- [Petikan Bacaan]:
════════════════════

Kapal di atas rumah. (Sumber foto: Kompas.com) |
Berwisata tsunami di Banda Aceh. Mengingat tsunami lewat objek wisata.
DI JALAN TANJUNG, Kampung Lampulo, terdapat sebuah kapal di atas rumah yang kini ramai dikunjungi orang. Sejatinya kapal itu di laut digunakan oleh nelayan untuk melaut. Tetapi tragedi tsunami pada akhir tahun 2004 silam, telah membuat kapal tersebut terdampar ke situ.
Di bawah
lambung kapal itu terdapat prasasti yang menceritakan kisah singkat mengenai
kapal tersebut. Prasasti itu dituliskan dalam tiga bahasa yakni bahasa Aceh,
Inggris dan Indonesia.
Ya. Melihat kapal di atas rumah
ini membuat kita jadi bisa membayangkan sendiri betapa dahsyatnya tsunami yang
meluluhlantakkan Aceh. Letak dan bentuk asli kapal itu dibiarkan tanpa
diubah-ubah oleh Pemko Banda Aceh. Pemilik rumahnya pun tidak keberatan kapal
tersebut dijadikan objek wisata sejarah.
Saat tsunami terjadi, kapal yang
terdampar dari pelabuhan perikanan/TPI Lampulo yang jaraknya berkisar satu
kilometer ini menjadi tempat perlindungan warga setempat. Mereka naik dan masuk
ke dalam kapal sehingga 59 warga terselamatkan dari bencana terjangan gelombang
tsunami.
Beranjak
sedikit jauh dari kapal atas rumah tersebut, tepatnya di Jalan Sultan Iskandar
Muda seputaran Blang Padang terdapat Museum Tsunami Aceh. Gedung yang
diresmikan Presiden Susilo Bambang Yudhoyono pada 23 Februari 2008 itu kini
ramai dikunjungi masyarakat.
Museum Tsunami hasil rancangan arsitek M Ridwan Kamil diharapkan menjadi objek sejarah
dan pusat penelitian tentang tsunami, sekaligus simbol kekuatan masyarakat Aceh
menghadapi bencana tsunami. Juga sebagai warisan kepada generasi mendatang
bahwa di Aceh pernah terjadi bencana tsunami.
Sebelum
memasuki pintu masuk, pengunjung akan melihat sebuah helikopter polisi yang
hancur diterjang tsunami. Lalu mulai memasuki lorong yang sempit, menjulang dan
temaram. Di sisi kiri dan kanan mengalir air dan suara gemuruh air seakan
mengingatkan peristiwa tsunami.
Lalu saya memasuki ruangan yang terdapat
sejumlah bentuk monumen yang
di atasnya terdapat sebuah LCD memperlihatkan foto-foto saat peristiwa tsunami,
seperti bangunan yang hancur, kapal di atas rumah, mayat-mayat bergelimpangan. Melihat
gambar-gambar yang ada di dalam LCD itu hati ini jadi terenyuh.
Ruang berikutnya adalah Ruang
Sumur Doa. Di ruangan ini terdapat ribuan nama-nama korban tsunami. Melihat ke
atas sana ada sebuah cahaya dan tulisan "Allah". Setelah itu saya
naik ke lantai dua dengan melewati jembatan yang di bawahnya terdapat kolam.

════════════════════

- [Soal 1]:
Cocokkan pernyataan berikut dengan tulisan tentang wisata tsunami di Banda Aceh. Jawab ya atau tidak untuk tiap pernyataan, lalu kutip kata-kata penentunya persis dari tulisan: (a) Prasasti di bawah lambung kapal ditulis dalam dua bahasa. (b) Kapal itu menjadi tempat berlindung yang menyelamatkan 59 warga. (c) Pemilik rumah keberatan kapal itu dijadikan objek wisata.
- [Soal 2]:
Tuliskan ulang sebagian tulisan tentang wisata tsunami di Banda Aceh tanpa mengubah apa pun, mulai dari "Ruang berikutnya adalah" dan terus sampai "bawahnya terdapat kolam.".
- [Soal 3]:
Teruskan tulisan tentang wisata tsunami di Banda Aceh, mulai setelah kalimat terakhirnya.

Catatan anotasi spasial
════════════════════

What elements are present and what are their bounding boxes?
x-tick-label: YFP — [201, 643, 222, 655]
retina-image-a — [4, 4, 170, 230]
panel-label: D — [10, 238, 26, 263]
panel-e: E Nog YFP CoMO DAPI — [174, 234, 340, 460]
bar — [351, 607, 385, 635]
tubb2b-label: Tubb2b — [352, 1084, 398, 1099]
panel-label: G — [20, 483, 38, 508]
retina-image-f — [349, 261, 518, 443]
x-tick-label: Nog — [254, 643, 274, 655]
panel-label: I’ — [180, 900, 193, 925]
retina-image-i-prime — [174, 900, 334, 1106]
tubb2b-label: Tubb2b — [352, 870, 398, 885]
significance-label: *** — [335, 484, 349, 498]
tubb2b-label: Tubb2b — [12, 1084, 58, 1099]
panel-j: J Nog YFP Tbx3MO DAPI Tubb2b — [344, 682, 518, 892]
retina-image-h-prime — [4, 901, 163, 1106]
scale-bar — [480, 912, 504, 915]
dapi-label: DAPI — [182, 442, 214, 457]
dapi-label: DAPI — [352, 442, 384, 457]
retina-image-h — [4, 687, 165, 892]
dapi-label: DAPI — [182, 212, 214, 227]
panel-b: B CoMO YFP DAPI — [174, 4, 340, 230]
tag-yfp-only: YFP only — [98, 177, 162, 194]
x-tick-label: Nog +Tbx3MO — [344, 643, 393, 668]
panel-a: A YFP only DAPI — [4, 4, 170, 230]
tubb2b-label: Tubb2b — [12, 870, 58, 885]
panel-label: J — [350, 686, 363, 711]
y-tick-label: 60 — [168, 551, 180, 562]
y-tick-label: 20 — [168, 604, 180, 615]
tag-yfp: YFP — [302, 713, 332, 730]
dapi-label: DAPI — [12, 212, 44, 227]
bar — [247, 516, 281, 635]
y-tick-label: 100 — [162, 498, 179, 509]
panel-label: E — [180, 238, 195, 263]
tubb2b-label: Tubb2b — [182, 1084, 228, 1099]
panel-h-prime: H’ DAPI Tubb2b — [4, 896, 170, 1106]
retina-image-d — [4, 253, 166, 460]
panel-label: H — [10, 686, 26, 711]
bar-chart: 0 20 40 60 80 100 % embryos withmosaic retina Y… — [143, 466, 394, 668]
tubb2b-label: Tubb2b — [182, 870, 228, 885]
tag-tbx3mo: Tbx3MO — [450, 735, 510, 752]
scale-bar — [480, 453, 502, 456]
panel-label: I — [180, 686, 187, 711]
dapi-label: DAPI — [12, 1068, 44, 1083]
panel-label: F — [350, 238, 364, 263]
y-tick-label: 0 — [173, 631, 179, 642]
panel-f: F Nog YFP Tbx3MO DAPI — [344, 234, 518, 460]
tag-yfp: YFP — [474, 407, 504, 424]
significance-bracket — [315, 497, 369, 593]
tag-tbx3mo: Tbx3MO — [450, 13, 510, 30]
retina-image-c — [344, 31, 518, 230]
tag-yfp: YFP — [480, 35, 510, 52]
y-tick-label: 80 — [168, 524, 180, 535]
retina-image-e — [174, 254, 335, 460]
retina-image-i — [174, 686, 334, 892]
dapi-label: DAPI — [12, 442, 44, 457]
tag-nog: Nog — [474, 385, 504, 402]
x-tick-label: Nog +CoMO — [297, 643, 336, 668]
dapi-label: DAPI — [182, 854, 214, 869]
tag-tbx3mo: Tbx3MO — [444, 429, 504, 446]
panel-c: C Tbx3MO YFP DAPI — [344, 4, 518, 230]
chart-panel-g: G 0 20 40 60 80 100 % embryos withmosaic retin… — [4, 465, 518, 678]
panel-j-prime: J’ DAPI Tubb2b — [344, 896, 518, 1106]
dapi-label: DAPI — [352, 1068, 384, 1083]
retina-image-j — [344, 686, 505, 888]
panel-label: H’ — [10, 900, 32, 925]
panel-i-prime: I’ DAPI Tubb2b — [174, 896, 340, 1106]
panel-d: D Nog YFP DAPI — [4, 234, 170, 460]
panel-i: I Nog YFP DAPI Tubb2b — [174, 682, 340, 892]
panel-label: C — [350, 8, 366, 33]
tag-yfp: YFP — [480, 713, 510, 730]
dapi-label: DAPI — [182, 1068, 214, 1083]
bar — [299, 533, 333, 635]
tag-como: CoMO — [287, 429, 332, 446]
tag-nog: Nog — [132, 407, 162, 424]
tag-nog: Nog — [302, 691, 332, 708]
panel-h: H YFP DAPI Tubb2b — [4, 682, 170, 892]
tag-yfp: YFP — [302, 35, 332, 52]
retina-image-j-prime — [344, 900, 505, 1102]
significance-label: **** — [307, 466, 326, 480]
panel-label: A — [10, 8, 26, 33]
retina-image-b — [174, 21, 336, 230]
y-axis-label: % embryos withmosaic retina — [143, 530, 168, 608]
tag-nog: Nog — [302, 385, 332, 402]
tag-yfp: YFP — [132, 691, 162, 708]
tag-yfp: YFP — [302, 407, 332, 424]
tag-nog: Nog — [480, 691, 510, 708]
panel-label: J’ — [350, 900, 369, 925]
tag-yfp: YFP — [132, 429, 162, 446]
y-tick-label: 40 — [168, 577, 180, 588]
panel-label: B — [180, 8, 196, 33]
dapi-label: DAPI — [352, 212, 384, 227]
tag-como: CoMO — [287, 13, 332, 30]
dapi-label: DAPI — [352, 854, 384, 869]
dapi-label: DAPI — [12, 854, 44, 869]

════════════════════

- [Jawaban Tertulis 1]:
(a) Tidak: "Prasasti itu dituliskan dalam tiga bahasa yakni bahasa Aceh, Inggris dan Indonesia."
(b) Ya: "sehingga 59 warga terselamatkan dari bencana terjangan gelombang tsunami."
(c) Tidak: "Pemilik rumahnya pun tidak keberatan kapal tersebut dijadikan objek wisata sejarah."

- [Jawaban Tertulis 2]:
Ruang berikutnya adalah Ruang
Sumur Doa. Di ruangan ini terdapat ribuan nama-nama korban tsunami. Melihat ke
atas sana ada sebuah cahaya dan tulisan "Allah". Setelah itu saya
naik ke lantai dua dengan melewati jembatan yang di bawahnya terdapat kolam.

- [Jawaban Tertulis 3]:
Memasuki sejumlah ruang di
lantai dua, tersaji foto-foto bertemakan Aceh baik sebelum, saat dan sesudah tsunami.
Juga ada ruang audio visual yang menyuguhi film saat tsunami melanda Aceh.
Selanjutnya naik ke lantai tiga
terdapat ruangan sebagai memorabilia. Ada beragam benda bekas tsunami tersaji
di sini yang umumnya sumbangan dari warga beserta sejumlah diaroma. Juga ada
ruangan yang memberikan informasi tentang tsunami dan bencana lainnya serta
ruang simulasi gempa.
Keluar dari Museum Tsunami, saya
melanjutkan perjalanan ke objek wisata tsunami kapal apung di Desa Punge Blang
Cut, yang berjarak sekitar 1 kilometer.
Kapal apung. (Sumber foto: Acehkita.com) |
Memasuki pelataran monumen kapal
PLTD apung, pengunjung dianjurkan untuk mengisi buku tamu dan memberikan
kesannya. Di sisi kiri pintu masuk, sebuah prasasti pengingat tsunami berdiri.
Di sana tertulis nama-nama korban tsunami dari desa tersebut.
Kapal besar itu juga menjadi
bukti kedahsyatan tsunami. Saat tsunami datang, kapal berbobot 2.500 ton dengan
panjang 63 meter yang difungsikan sebagai pembangkit listrik di lepas pantai
Ulee Lheu ini digiring ombak raya ke tengah permukiman warga.
Naik ke atas kapal, pengunjung
akan tahu betapa jauh kapal itu terseret arus tsunami. Sebab dari geladak
setinggi 20 meter lebih akan terlihat laut dan dermaga Ulee Lheu tempat dasar
kapal itu bersandar.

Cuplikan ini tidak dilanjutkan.